Word for word, quote all of the material, omitting the pictures.

(Stored records)

========================

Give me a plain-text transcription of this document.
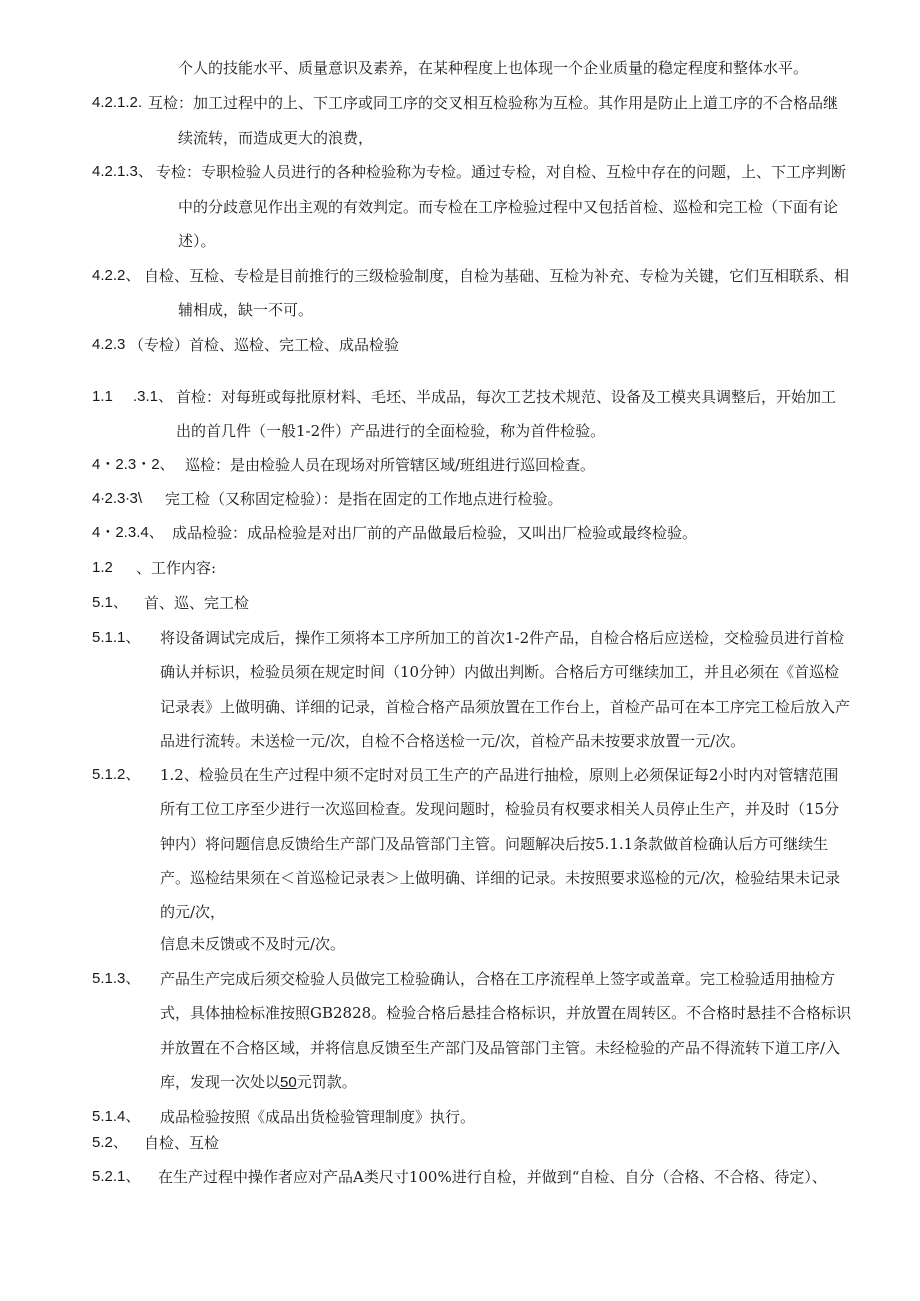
个人的技能水平、质量意识及素养，在某种程度上也体现一个企业质量的稳定程度和整体水平。
4.2.1.2. 互检：加工过程中的上、下工序或同工序的交叉相互检验称为互检。其作用是防止上道工序的不合格品继
续流转，而造成更大的浪费，
4.2.1.3、 专检：专职检验人员进行的各种检验称为专检。通过专检，对自检、互检中存在的问题，上、下工序判断
中的分歧意见作出主观的有效判定。而专检在工序检验过程中又包括首检、巡检和完工检（下面有论
述）。
4.2.2、 自检、互检、专检是目前推行的三级检验制度，自检为基础、互检为补充、专检为关键，它们互相联系、相
辅相成，缺一不可。
4.2.3 （专检）首检、巡检、完工检、成品检验
1.1 .3.1、 首检：对每班或每批原材料、毛坯、半成品，每次工艺技术规范、设备及工模夹具调整后，开始加工
出的首几件（一般1-2件）产品进行的全面检验，称为首件检验。
4・2.3・2、 巡检：是由检验人员在现场对所管辖区域/班组进行巡回检查。
4∙2.3∙3\ 完工检（又称固定检验）：是指在固定的工作地点进行检验。
4・2.3.4、 成品检验：成品检验是对出厂前的产品做最后检验，又叫出厂检验或最终检验。
1.2 、工作内容:
5.1、 首、巡、完工检
5.1.1、 将设备调试完成后，操作工须将本工序所加工的首次1-2件产品，自检合格后应送检，交检验员进行首检
确认并标识，检验员须在规定时间（10分钟）内做出判断。合格后方可继续加工，并且必须在《首巡检
记录表》上做明确、详细的记录，首检合格产品须放置在工作台上，首检产品可在本工序完工检后放入产
品进行流转。未送检一元/次，自检不合格送检一元/次，首检产品未按要求放置一元/次。
5.1.2、 1.2、检验员在生产过程中须不定时对员工生产的产品进行抽检，原则上必须保证每2小时内对管辖范围
所有工位工序至少进行一次巡回检查。发现问题时，检验员有权要求相关人员停止生产，并及时（15分
钟内）将问题信息反馈给生产部门及品管部门主管。问题解决后按5.1.1条款做首检确认后方可继续生
产。巡检结果须在＜首巡检记录表＞上做明确、详细的记录。未按照要求巡检的元/次，检验结果未记录
的元/次，
信息未反馈或不及时元/次。
5.1.3、 产品生产完成后须交检验人员做完工检验确认，合格在工序流程单上签字或盖章。完工检验适用抽检方
式，具体抽检标准按照GB2828。检验合格后悬挂合格标识，并放置在周转区。不合格时悬挂不合格标识
并放置在不合格区域，并将信息反馈至生产部门及品管部门主管。未经检验的产品不得流转下道工序/入
库，发现一次处以50元罚款。
5.1.4、 成品检验按照《成品出货检验管理制度》执行。
5.2、 自检、互检
5.2.1、 在生产过程中操作者应对产品A类尺寸100%进行自检，并做到“自检、自分（合格、不合格、待定）、
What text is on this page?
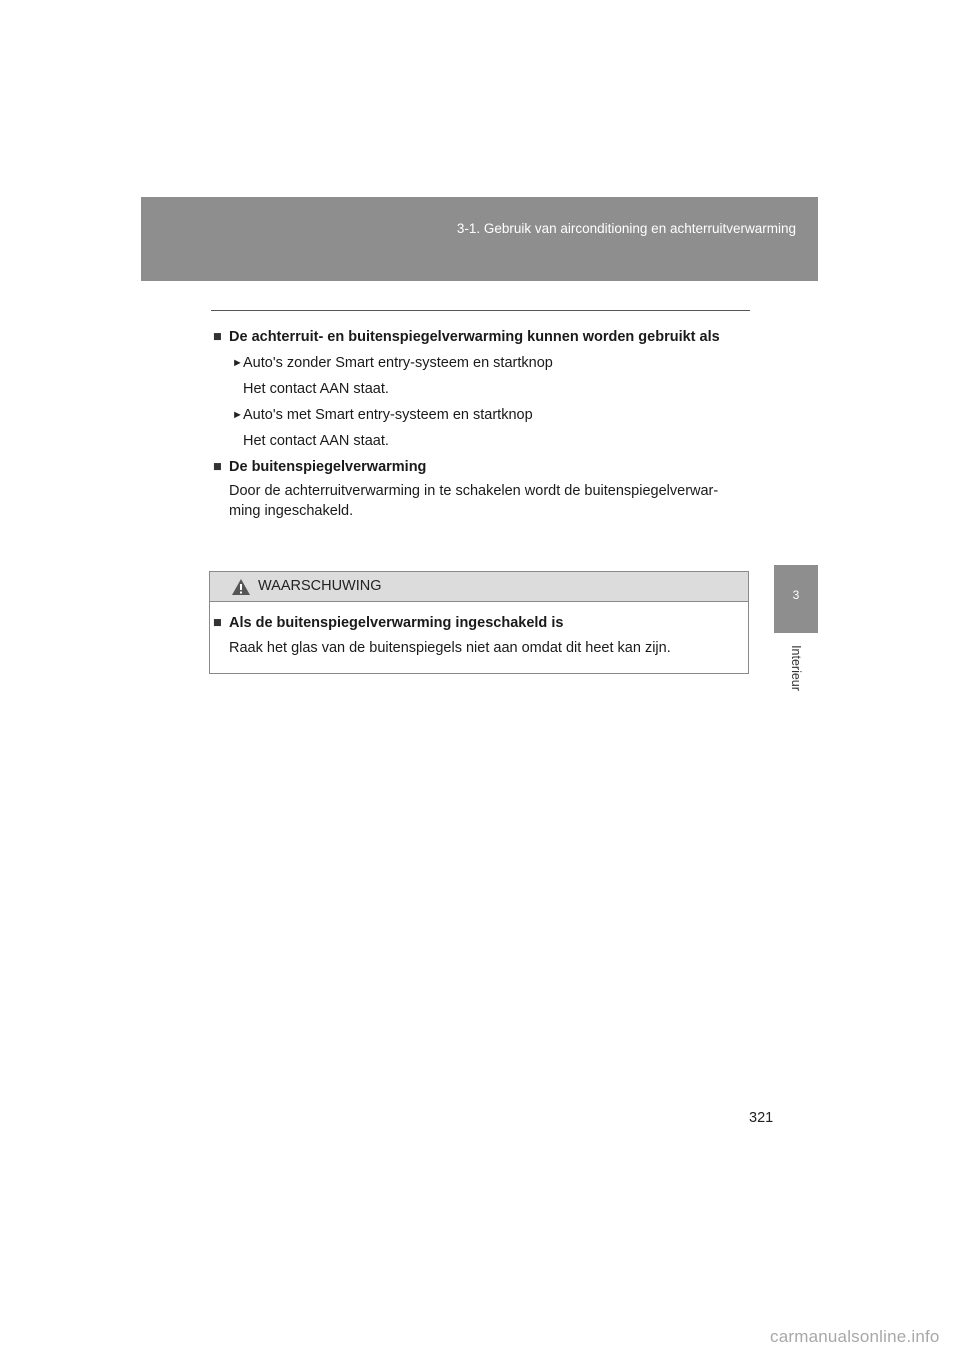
3-1. Gebruik van airconditioning en achterruitverwarming
3
Interieur
■ De achterruit- en buitenspiegelverwarming kunnen worden gebruikt als
► Auto's zonder Smart entry-systeem en startknop
Het contact AAN staat.
► Auto's met Smart entry-systeem en startknop
Het contact AAN staat.
■ De buitenspiegelverwarming
Door de achterruitverwarming in te schakelen wordt de buitenspiegelverwar-ming ingeschakeld.
WAARSCHUWING
■ Als de buitenspiegelverwarming ingeschakeld is
Raak het glas van de buitenspiegels niet aan omdat dit heet kan zijn.
321
carmanualsonline.info
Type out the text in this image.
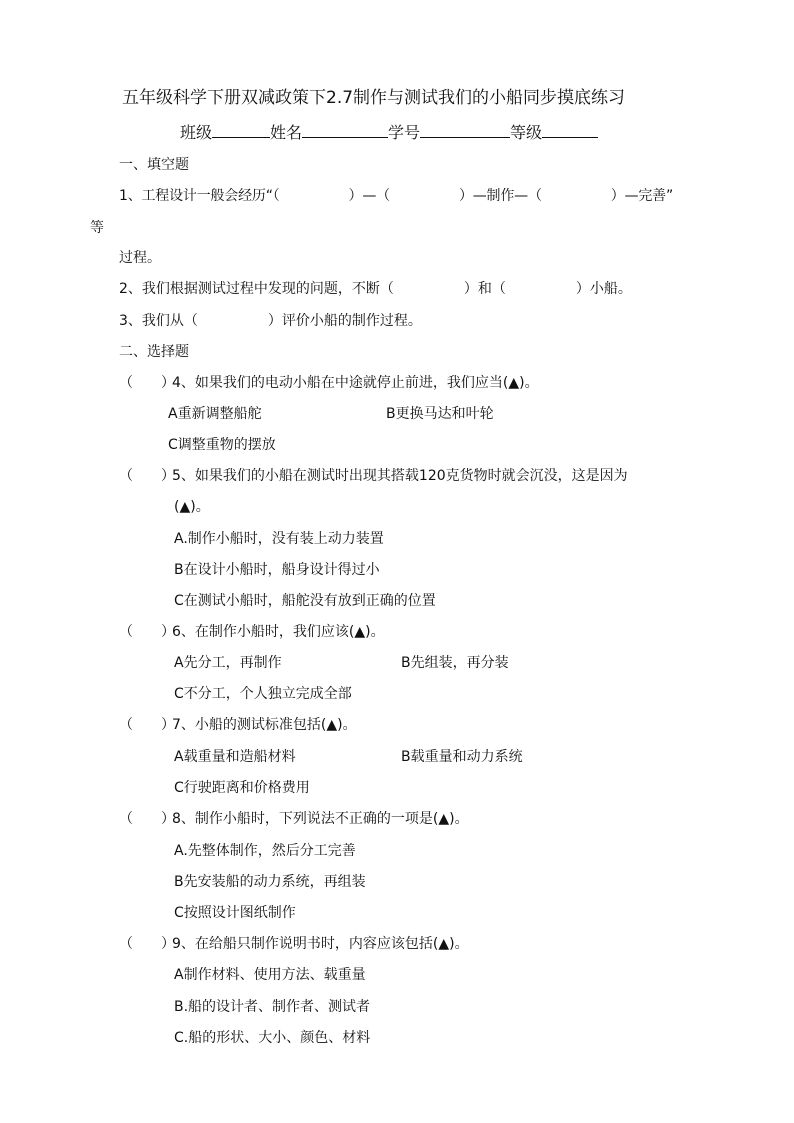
五年级科学下册双减政策下2.7制作与测试我们的小船同步摸底练习
班级	姓名	学号	等级
一、填空题
1、工程设计一般会经历“（　　　　　）—（　　　　　）—制作—（　　　　　）—完善”
等
过程。
2、我们根据测试过程中发现的问题，不断（　　　　　）和（　　　　　）小船。
3、我们从（　　　　　）评价小船的制作过程。
二、选择题
（　　）
4、如果我们的电动小船在中途就停止前进，我们应当(▲)。
A重新调整船舵	B更换马达和叶轮
C调整重物的摆放
（　　）
5、如果我们的小船在测试时出现其搭载120克货物时就会沉没，这是因为
(▲)。
A.制作小船时，没有装上动力装置
B在设计小船时，船身设计得过小
C在测试小船时，船舵没有放到正确的位置
（　　）
6、在制作小船时，我们应该(▲)。
A先分工，再制作	B先组装，再分装
C不分工，个人独立完成全部
（　　）
7、小船的测试标准包括(▲)。
A载重量和造船材料	B载重量和动力系统
C行驶距离和价格费用
（　　）
8、制作小船时，下列说法不正确的一项是(▲)。
A.先整体制作，然后分工完善
B先安装船的动力系统，再组装
C按照设计图纸制作
（　　）
9、在给船只制作说明书时，内容应该包括(▲)。
A制作材料、使用方法、载重量
B.船的设计者、制作者、测试者
C.船的形状、大小、颜色、材料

========================

* Solution
Give me a plain-text transcription of this document.
个人的技能水平、质量意识及素养，在某种程度上也体现一个企业质量的稳定程度和整体水平。
4.2.1.2. 互检：加工过程中的上、下工序或同工序的交叉相互检验称为互检。其作用是防止上道工序的不合格品继
续流转，而造成更大的浪费，
4.2.1.3、 专检：专职检验人员进行的各种检验称为专检。通过专检，对自检、互检中存在的问题，上、下工序判断
中的分歧意见作出主观的有效判定。而专检在工序检验过程中又包括首检、巡检和完工检（下面有论
述）。
4.2.2、 自检、互检、专检是目前推行的三级检验制度，自检为基础、互检为补充、专检为关键，它们互相联系、相
辅相成，缺一不可。
4.2.3 （专检）首检、巡检、完工检、成品检验
1.1 .3.1、 首检：对每班或每批原材料、毛坯、半成品，每次工艺技术规范、设备及工模夹具调整后，开始加工
出的首几件（一般1-2件）产品进行的全面检验，称为首件检验。
4・2.3・2、 巡检：是由检验人员在现场对所管辖区域/班组进行巡回检查。
4∙2.3∙3\ 完工检（又称固定检验）：是指在固定的工作地点进行检验。
4・2.3.4、 成品检验：成品检验是对出厂前的产品做最后检验，又叫出厂检验或最终检验。
1.2 、工作内容:
5.1、 首、巡、完工检
5.1.1、 将设备调试完成后，操作工须将本工序所加工的首次1-2件产品，自检合格后应送检，交检验员进行首检
确认并标识，检验员须在规定时间（10分钟）内做出判断。合格后方可继续加工，并且必须在《首巡检
记录表》上做明确、详细的记录，首检合格产品须放置在工作台上，首检产品可在本工序完工检后放入产
品进行流转。未送检一元/次，自检不合格送检一元/次，首检产品未按要求放置一元/次。
5.1.2、 1.2、检验员在生产过程中须不定时对员工生产的产品进行抽检，原则上必须保证每2小时内对管辖范围
所有工位工序至少进行一次巡回检查。发现问题时，检验员有权要求相关人员停止生产，并及时（15分
钟内）将问题信息反馈给生产部门及品管部门主管。问题解决后按5.1.1条款做首检确认后方可继续生
产。巡检结果须在＜首巡检记录表＞上做明确、详细的记录。未按照要求巡检的元/次，检验结果未记录
的元/次，
信息未反馈或不及时元/次。
5.1.3、 产品生产完成后须交检验人员做完工检验确认，合格在工序流程单上签字或盖章。完工检验适用抽检方
式，具体抽检标准按照GB2828。检验合格后悬挂合格标识，并放置在周转区。不合格时悬挂不合格标识
并放置在不合格区域，并将信息反馈至生产部门及品管部门主管。未经检验的产品不得流转下道工序/入
库，发现一次处以50元罚款。
5.1.4、 成品检验按照《成品出货检验管理制度》执行。
5.2、 自检、互检
5.2.1、 在生产过程中操作者应对产品A类尺寸100%进行自检，并做到“自检、自分（合格、不合格、待定）、
What text is on this page?
3-1. Gebruik van airconditioning en achterruitverwarming
3
Interieur
■ De achterruit- en buitenspiegelverwarming kunnen worden gebruikt als
► Auto's zonder Smart entry-systeem en startknop
Het contact AAN staat.
► Auto's met Smart entry-systeem en startknop
Het contact AAN staat.
■ De buitenspiegelverwarming
Door de achterruitverwarming in te schakelen wordt de buitenspiegelverwar-ming ingeschakeld.
WAARSCHUWING
■ Als de buitenspiegelverwarming ingeschakeld is
Raak het glas van de buitenspiegels niet aan omdat dit heet kan zijn.
321
carmanualsonline.info
Type out the text in this image.
五年级科学下册双减政策下2.7制作与测试我们的小船同步摸底练习
班级	姓名	学号	等级
一、填空题
1、工程设计一般会经历“（　　　　　）—（　　　　　）—制作—（　　　　　）—完善”
等
过程。
2、我们根据测试过程中发现的问题，不断（　　　　　）和（　　　　　）小船。
3、我们从（　　　　　）评价小船的制作过程。
二、选择题
（　　）
4、如果我们的电动小船在中途就停止前进，我们应当(▲)。
A重新调整船舵	B更换马达和叶轮
C调整重物的摆放
（　　）
5、如果我们的小船在测试时出现其搭载120克货物时就会沉没，这是因为
(▲)。
A.制作小船时，没有装上动力装置
B在设计小船时，船身设计得过小
C在测试小船时，船舵没有放到正确的位置
（　　）
6、在制作小船时，我们应该(▲)。
A先分工，再制作	B先组装，再分装
C不分工，个人独立完成全部
（　　）
7、小船的测试标准包括(▲)。
A载重量和造船材料	B载重量和动力系统
C行驶距离和价格费用
（　　）
8、制作小船时，下列说法不正确的一项是(▲)。
A.先整体制作，然后分工完善
B先安装船的动力系统，再组装
C按照设计图纸制作
（　　）
9、在给船只制作说明书时，内容应该包括(▲)。
A制作材料、使用方法、载重量
B.船的设计者、制作者、测试者
C.船的形状、大小、颜色、材料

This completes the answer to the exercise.